-- START Records shown --

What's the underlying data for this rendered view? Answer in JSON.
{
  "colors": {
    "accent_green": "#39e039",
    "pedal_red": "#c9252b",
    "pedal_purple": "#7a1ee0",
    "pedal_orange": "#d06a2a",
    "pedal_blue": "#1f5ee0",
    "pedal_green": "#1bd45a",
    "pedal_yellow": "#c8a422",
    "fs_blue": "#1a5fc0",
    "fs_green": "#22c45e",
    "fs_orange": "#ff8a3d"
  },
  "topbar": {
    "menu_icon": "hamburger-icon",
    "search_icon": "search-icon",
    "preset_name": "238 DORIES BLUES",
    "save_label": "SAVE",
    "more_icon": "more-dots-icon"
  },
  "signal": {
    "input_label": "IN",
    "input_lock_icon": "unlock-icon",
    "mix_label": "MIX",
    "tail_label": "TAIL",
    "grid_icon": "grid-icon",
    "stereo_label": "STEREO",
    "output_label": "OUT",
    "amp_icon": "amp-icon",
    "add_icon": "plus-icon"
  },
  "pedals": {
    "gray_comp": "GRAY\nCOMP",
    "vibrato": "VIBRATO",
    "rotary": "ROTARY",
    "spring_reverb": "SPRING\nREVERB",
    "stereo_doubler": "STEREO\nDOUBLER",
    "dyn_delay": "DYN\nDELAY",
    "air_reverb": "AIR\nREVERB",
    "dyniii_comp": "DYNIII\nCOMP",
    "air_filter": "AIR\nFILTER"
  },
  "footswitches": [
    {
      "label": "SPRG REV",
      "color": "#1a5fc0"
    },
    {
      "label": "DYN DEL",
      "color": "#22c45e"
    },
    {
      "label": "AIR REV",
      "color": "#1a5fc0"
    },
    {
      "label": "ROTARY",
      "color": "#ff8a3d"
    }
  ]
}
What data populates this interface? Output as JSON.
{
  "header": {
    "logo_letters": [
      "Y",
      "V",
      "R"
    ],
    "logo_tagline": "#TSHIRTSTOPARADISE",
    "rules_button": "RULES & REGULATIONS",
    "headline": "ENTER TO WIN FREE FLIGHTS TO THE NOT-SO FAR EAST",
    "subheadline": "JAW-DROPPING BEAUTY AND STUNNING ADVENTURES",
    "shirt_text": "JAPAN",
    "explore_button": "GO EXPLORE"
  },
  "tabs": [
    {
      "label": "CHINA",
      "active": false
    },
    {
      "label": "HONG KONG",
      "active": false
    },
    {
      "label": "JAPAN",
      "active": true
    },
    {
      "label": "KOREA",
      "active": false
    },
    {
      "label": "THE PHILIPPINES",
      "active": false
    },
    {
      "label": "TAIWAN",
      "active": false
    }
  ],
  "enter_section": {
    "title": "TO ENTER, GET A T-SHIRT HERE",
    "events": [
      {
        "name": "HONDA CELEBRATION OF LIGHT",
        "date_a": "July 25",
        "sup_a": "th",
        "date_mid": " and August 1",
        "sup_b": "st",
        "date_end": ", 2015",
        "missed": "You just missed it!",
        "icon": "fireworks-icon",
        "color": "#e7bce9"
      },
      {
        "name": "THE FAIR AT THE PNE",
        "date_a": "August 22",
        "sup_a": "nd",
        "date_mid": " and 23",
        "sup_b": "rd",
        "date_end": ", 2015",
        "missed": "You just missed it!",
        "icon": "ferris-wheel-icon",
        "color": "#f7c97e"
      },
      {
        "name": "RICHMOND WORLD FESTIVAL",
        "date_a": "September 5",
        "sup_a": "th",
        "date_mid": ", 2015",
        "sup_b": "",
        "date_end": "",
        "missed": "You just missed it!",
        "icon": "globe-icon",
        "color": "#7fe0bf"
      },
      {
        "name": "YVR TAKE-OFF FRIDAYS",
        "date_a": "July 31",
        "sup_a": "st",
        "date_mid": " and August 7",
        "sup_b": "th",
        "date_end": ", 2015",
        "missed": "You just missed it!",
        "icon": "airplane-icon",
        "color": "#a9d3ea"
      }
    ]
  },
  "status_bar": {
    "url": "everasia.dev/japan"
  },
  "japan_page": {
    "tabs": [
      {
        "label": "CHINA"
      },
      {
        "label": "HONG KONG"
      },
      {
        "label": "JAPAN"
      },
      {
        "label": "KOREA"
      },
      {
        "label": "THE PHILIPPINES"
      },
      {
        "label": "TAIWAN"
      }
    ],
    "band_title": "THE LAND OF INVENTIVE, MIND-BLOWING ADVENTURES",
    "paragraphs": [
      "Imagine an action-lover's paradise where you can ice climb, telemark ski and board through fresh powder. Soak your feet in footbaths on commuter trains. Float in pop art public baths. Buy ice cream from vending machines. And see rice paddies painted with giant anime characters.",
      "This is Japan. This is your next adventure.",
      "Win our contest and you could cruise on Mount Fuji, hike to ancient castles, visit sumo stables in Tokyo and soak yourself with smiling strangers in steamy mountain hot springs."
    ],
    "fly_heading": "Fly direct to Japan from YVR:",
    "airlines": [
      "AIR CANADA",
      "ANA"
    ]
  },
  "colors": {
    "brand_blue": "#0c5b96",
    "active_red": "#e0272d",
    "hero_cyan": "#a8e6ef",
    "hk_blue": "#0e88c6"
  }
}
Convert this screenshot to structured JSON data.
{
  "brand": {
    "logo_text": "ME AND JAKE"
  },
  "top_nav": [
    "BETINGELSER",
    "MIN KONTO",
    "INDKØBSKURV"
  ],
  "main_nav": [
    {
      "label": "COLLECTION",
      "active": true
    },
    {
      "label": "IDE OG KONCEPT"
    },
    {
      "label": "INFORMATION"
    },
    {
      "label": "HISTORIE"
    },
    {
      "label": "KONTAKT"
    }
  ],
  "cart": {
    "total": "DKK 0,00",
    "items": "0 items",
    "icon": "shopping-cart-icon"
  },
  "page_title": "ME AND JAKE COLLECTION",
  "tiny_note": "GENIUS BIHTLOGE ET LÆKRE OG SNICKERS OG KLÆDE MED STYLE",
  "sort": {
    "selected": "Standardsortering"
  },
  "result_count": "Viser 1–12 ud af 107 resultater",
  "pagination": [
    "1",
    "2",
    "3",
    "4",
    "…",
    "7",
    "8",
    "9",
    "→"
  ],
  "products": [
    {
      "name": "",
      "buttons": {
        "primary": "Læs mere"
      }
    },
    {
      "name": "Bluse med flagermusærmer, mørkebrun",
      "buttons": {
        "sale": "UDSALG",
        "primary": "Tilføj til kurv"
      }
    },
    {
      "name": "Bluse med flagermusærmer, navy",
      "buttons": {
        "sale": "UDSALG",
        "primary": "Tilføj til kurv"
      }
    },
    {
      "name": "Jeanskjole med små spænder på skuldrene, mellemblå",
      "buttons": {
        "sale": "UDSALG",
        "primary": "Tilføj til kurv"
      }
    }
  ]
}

-- END Records shown --

**Objective**
Copy down the material exactly as written.

**Result for this task**
What's the underlying data for this rendered view? Answer in JSON.
{
  "colors": {
    "accent_green": "#39e039",
    "pedal_red": "#c9252b",
    "pedal_purple": "#7a1ee0",
    "pedal_orange": "#d06a2a",
    "pedal_blue": "#1f5ee0",
    "pedal_green": "#1bd45a",
    "pedal_yellow": "#c8a422",
    "fs_blue": "#1a5fc0",
    "fs_green": "#22c45e",
    "fs_orange": "#ff8a3d"
  },
  "topbar": {
    "menu_icon": "hamburger-icon",
    "search_icon": "search-icon",
    "preset_name": "238 DORIES BLUES",
    "save_label": "SAVE",
    "more_icon": "more-dots-icon"
  },
  "signal": {
    "input_label": "IN",
    "input_lock_icon": "unlock-icon",
    "mix_label": "MIX",
    "tail_label": "TAIL",
    "grid_icon": "grid-icon",
    "stereo_label": "STEREO",
    "output_label": "OUT",
    "amp_icon": "amp-icon",
    "add_icon": "plus-icon"
  },
  "pedals": {
    "gray_comp": "GRAY\nCOMP",
    "vibrato": "VIBRATO",
    "rotary": "ROTARY",
    "spring_reverb": "SPRING\nREVERB",
    "stereo_doubler": "STEREO\nDOUBLER",
    "dyn_delay": "DYN\nDELAY",
    "air_reverb": "AIR\nREVERB",
    "dyniii_comp": "DYNIII\nCOMP",
    "air_filter": "AIR\nFILTER"
  },
  "footswitches": [
    {
      "label": "SPRG REV",
      "color": "#1a5fc0"
    },
    {
      "label": "DYN DEL",
      "color": "#22c45e"
    },
    {
      "label": "AIR REV",
      "color": "#1a5fc0"
    },
    {
      "label": "ROTARY",
      "color": "#ff8a3d"
    }
  ]
}
What data populates this interface? Output as JSON.
{
  "header": {
    "logo_letters": [
      "Y",
      "V",
      "R"
    ],
    "logo_tagline": "#TSHIRTSTOPARADISE",
    "rules_button": "RULES & REGULATIONS",
    "headline": "ENTER TO WIN FREE FLIGHTS TO THE NOT-SO FAR EAST",
    "subheadline": "JAW-DROPPING BEAUTY AND STUNNING ADVENTURES",
    "shirt_text": "JAPAN",
    "explore_button": "GO EXPLORE"
  },
  "tabs": [
    {
      "label": "CHINA",
      "active": false
    },
    {
      "label": "HONG KONG",
      "active": false
    },
    {
      "label": "JAPAN",
      "active": true
    },
    {
      "label": "KOREA",
      "active": false
    },
    {
      "label": "THE PHILIPPINES",
      "active": false
    },
    {
      "label": "TAIWAN",
      "active": false
    }
  ],
  "enter_section": {
    "title": "TO ENTER, GET A T-SHIRT HERE",
    "events": [
      {
        "name": "HONDA CELEBRATION OF LIGHT",
        "date_a": "July 25",
        "sup_a": "th",
        "date_mid": " and August 1",
        "sup_b": "st",
        "date_end": ", 2015",
        "missed": "You just missed it!",
        "icon": "fireworks-icon",
        "color": "#e7bce9"
      },
      {
        "name": "THE FAIR AT THE PNE",
        "date_a": "August 22",
        "sup_a": "nd",
        "date_mid": " and 23",
        "sup_b": "rd",
        "date_end": ", 2015",
        "missed": "You just missed it!",
        "icon": "ferris-wheel-icon",
        "color": "#f7c97e"
      },
      {
        "name": "RICHMOND WORLD FESTIVAL",
        "date_a": "September 5",
        "sup_a": "th",
        "date_mid": ", 2015",
        "sup_b": "",
        "date_end": "",
        "missed": "You just missed it!",
        "icon": "globe-icon",
        "color": "#7fe0bf"
      },
      {
        "name": "YVR TAKE-OFF FRIDAYS",
        "date_a": "July 31",
        "sup_a": "st",
        "date_mid": " and August 7",
        "sup_b": "th",
        "date_end": ", 2015",
        "missed": "You just missed it!",
        "icon": "airplane-icon",
        "color": "#a9d3ea"
      }
    ]
  },
  "status_bar": {
    "url": "everasia.dev/japan"
  },
  "japan_page": {
    "tabs": [
      {
        "label": "CHINA"
      },
      {
        "label": "HONG KONG"
      },
      {
        "label": "JAPAN"
      },
      {
        "label": "KOREA"
      },
      {
        "label": "THE PHILIPPINES"
      },
      {
        "label": "TAIWAN"
      }
    ],
    "band_title": "THE LAND OF INVENTIVE, MIND-BLOWING ADVENTURES",
    "paragraphs": [
      "Imagine an action-lover's paradise where you can ice climb, telemark ski and board through fresh powder. Soak your feet in footbaths on commuter trains. Float in pop art public baths. Buy ice cream from vending machines. And see rice paddies painted with giant anime characters.",
      "This is Japan. This is your next adventure.",
      "Win our contest and you could cruise on Mount Fuji, hike to ancient castles, visit sumo stables in Tokyo and soak yourself with smiling strangers in steamy mountain hot springs."
    ],
    "fly_heading": "Fly direct to Japan from YVR:",
    "airlines": [
      "AIR CANADA",
      "ANA"
    ]
  },
  "colors": {
    "brand_blue": "#0c5b96",
    "active_red": "#e0272d",
    "hero_cyan": "#a8e6ef",
    "hk_blue": "#0e88c6"
  }
}
Convert this screenshot to structured JSON data.
{
  "brand": {
    "logo_text": "ME AND JAKE"
  },
  "top_nav": [
    "BETINGELSER",
    "MIN KONTO",
    "INDKØBSKURV"
  ],
  "main_nav": [
    {
      "label": "COLLECTION",
      "active": true
    },
    {
      "label": "IDE OG KONCEPT"
    },
    {
      "label": "INFORMATION"
    },
    {
      "label": "HISTORIE"
    },
    {
      "label": "KONTAKT"
    }
  ],
  "cart": {
    "total": "DKK 0,00",
    "items": "0 items",
    "icon": "shopping-cart-icon"
  },
  "page_title": "ME AND JAKE COLLECTION",
  "tiny_note": "GENIUS BIHTLOGE ET LÆKRE OG SNICKERS OG KLÆDE MED STYLE",
  "sort": {
    "selected": "Standardsortering"
  },
  "result_count": "Viser 1–12 ud af 107 resultater",
  "pagination": [
    "1",
    "2",
    "3",
    "4",
    "…",
    "7",
    "8",
    "9",
    "→"
  ],
  "products": [
    {
      "name": "",
      "buttons": {
        "primary": "Læs mere"
      }
    },
    {
      "name": "Bluse med flagermusærmer, mørkebrun",
      "buttons": {
        "sale": "UDSALG",
        "primary": "Tilføj til kurv"
      }
    },
    {
      "name": "Bluse med flagermusærmer, navy",
      "buttons": {
        "sale": "UDSALG",
        "primary": "Tilføj til kurv"
      }
    },
    {
      "name": "Jeanskjole med små spænder på skuldrene, mellemblå",
      "buttons": {
        "sale": "UDSALG",
        "primary": "Tilføj til kurv"
      }
    }
  ]
}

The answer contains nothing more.